▸ **GIVEN REQUEST**
Only the pictures are omitted; repeat all other data exactly.

▸ **GIVEN RECORDS**
>> START
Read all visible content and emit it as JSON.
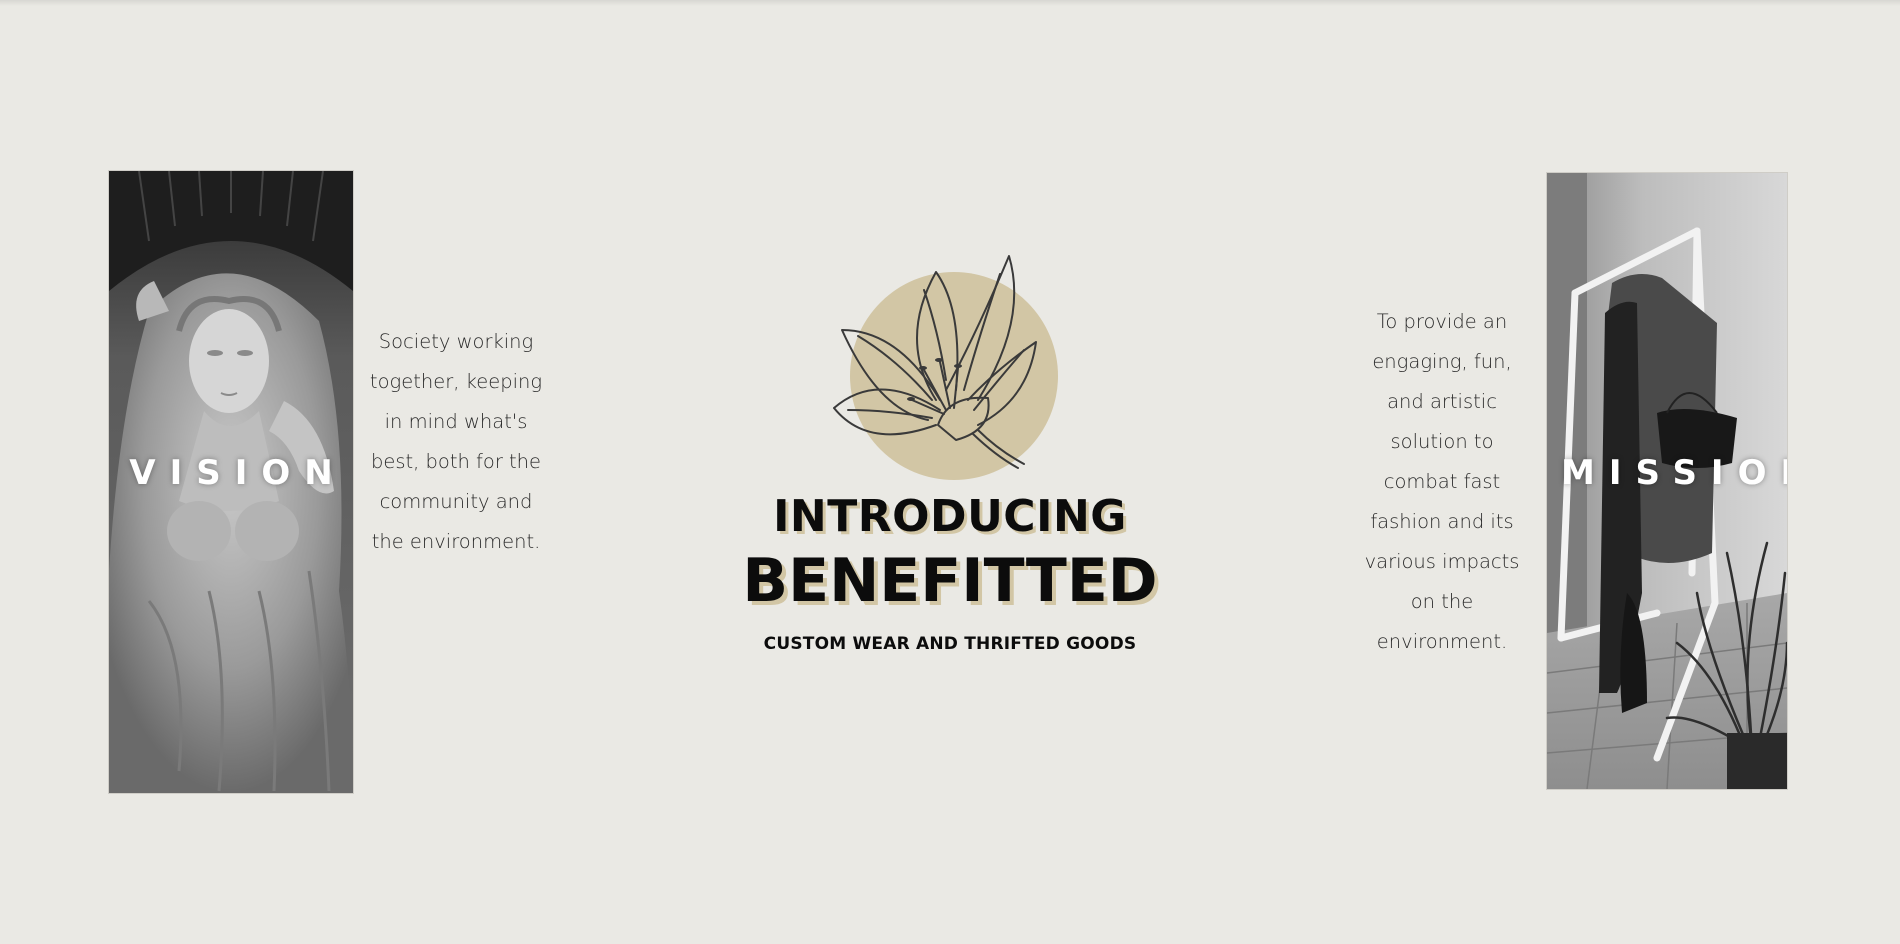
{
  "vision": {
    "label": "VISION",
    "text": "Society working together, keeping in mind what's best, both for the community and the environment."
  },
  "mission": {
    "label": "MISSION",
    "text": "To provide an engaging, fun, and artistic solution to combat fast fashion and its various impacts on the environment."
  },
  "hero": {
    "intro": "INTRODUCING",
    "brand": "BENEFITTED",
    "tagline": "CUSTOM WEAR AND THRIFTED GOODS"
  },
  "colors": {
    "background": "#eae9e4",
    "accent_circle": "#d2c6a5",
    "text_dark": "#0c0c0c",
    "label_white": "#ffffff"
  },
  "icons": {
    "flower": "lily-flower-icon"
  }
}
>> END
▸ **RESPONSE**
Read all visible content and emit it as JSON.
{
  "vision": {
    "label": "VISION",
    "text": "Society working together, keeping in mind what's best, both for the community and the environment."
  },
  "mission": {
    "label": "MISSION",
    "text": "To provide an engaging, fun, and artistic solution to combat fast fashion and its various impacts on the environment."
  },
  "hero": {
    "intro": "INTRODUCING",
    "brand": "BENEFITTED",
    "tagline": "CUSTOM WEAR AND THRIFTED GOODS"
  },
  "colors": {
    "background": "#eae9e4",
    "accent_circle": "#d2c6a5",
    "text_dark": "#0c0c0c",
    "label_white": "#ffffff"
  },
  "icons": {
    "flower": "lily-flower-icon"
  }
}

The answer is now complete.